▶ _Exercise description_
Using the text on the coin machine architecture, decide whether each statement agrees with it: (a) In FIG. 7, coin processing mechanism 750 is the active one; (b) coin collection device 710 can be made of plastics; (c) coin processing mechanism 750 is associated with secondary coin vault diverter 708. For each, answer yes or no and quote the deciding words of the text.

::: Quoted text :::

FIG. 7 is a schematic diagram of the architecture of an embodiment of the present invention. ACM 700 in this embodiment has coin collection device 710 , primary coin diverter 720 , microprocessor 730 , active coin processing mechanism 740 , inactive coin processing mechanism 750 , and peripheral 760 . In addition, coin processing mechanism 740 is associated with secondary coin vault diverter 706 and at least one vault 742 . Similarly, coin processing mechanism 750 is associated with secondary coin vault diverter 708 and at least one vault 752 . It is noted that the activation status of coin processing mechanisms 740 and 750 depends on which one of them is the target of primary coin diverter 720 . As shown in FIG. 7 , coin processing 740 is active because primary coin diverter 720 is positioned or configured to channel or direct coins received by coin collection device 710 to it. In a situation in which primary coin diverter 720 aims at coin processing mechanism 750 , coin processing mechanism 750 would be active and coin processing mechanism 740 would be inactive.

Coin collection device 710 is preferably a coin collection basket or a coin hopper. Coin collection device 710 preferably has a large receiving mouth into which coins can be deposited. Preferably, coin collection device 710 is funneled shaped. Coin collection device 710 can be made of various types of materials, including plastics and metals.

::: Records shown :::

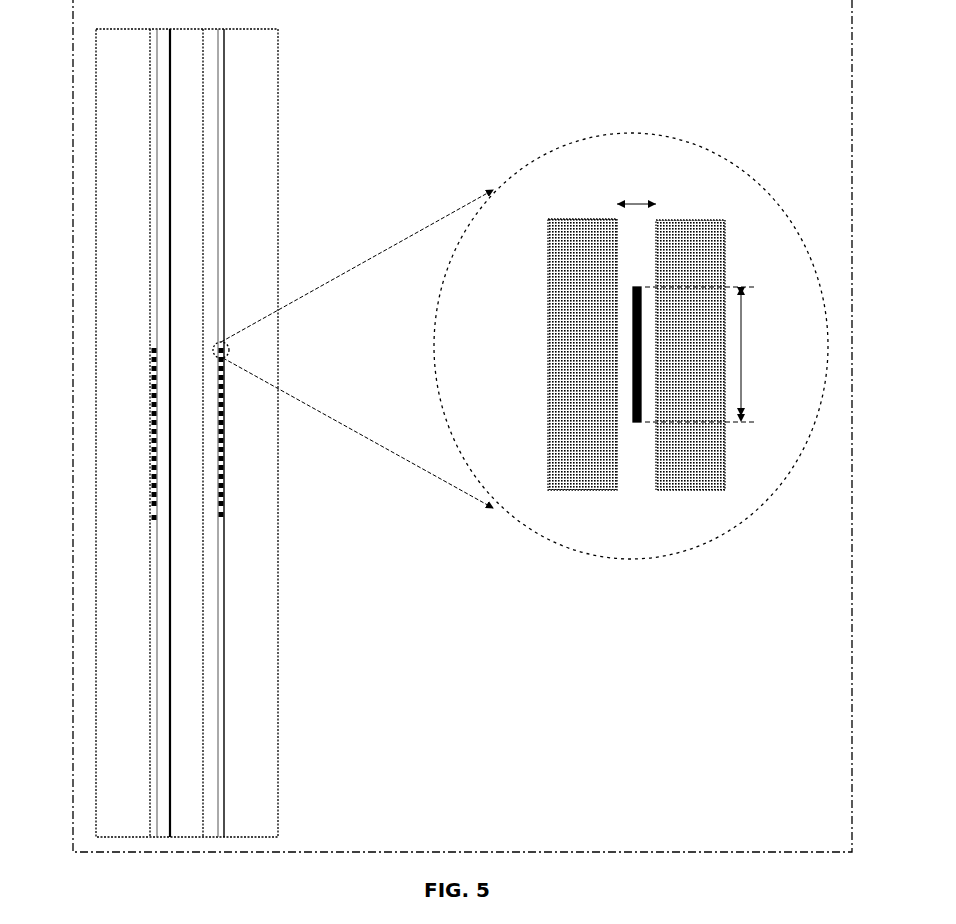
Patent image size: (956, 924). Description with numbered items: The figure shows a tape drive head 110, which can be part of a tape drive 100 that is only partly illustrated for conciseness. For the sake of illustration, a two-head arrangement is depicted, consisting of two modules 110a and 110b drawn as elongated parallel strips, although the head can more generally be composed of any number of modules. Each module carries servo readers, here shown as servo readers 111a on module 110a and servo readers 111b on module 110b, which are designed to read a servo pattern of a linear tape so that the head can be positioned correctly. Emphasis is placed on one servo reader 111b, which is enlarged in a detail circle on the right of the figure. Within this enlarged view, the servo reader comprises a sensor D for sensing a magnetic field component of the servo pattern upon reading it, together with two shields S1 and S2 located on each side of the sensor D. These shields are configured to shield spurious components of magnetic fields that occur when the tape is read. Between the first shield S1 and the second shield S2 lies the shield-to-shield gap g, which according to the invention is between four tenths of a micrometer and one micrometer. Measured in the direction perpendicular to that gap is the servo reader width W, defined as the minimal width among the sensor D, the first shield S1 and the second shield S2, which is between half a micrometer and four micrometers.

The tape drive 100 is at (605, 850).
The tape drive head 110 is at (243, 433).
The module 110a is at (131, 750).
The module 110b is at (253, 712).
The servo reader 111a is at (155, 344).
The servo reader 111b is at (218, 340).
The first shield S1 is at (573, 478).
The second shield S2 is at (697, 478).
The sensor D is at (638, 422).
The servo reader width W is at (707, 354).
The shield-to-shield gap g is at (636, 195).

:::
::: Records shown :::

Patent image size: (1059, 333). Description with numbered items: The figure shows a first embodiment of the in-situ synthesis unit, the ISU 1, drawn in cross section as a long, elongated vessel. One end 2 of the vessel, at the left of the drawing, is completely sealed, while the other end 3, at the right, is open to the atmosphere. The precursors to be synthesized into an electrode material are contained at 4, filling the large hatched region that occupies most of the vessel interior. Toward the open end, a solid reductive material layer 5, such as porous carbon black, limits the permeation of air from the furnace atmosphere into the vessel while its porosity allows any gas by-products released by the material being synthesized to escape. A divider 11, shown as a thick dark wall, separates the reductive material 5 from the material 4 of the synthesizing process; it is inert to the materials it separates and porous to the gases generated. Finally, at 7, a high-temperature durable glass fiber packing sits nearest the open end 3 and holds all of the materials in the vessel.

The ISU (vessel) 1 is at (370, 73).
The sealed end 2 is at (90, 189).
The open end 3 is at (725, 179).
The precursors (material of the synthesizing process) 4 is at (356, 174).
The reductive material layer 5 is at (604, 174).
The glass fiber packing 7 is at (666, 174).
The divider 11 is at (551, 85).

:::

▶ _Result_
(a) No: "coin processing 740 is active because primary coin diverter 720 is positioned or configured to channel or direct coins received by coin collection device 710 to it."
(b) Yes: "Coin collection device 710 can be made of various types of materials, including plastics and metals."
(c) Yes: "coin processing mechanism 750 is associated with secondary coin vault diverter 708 and at least one vault 752"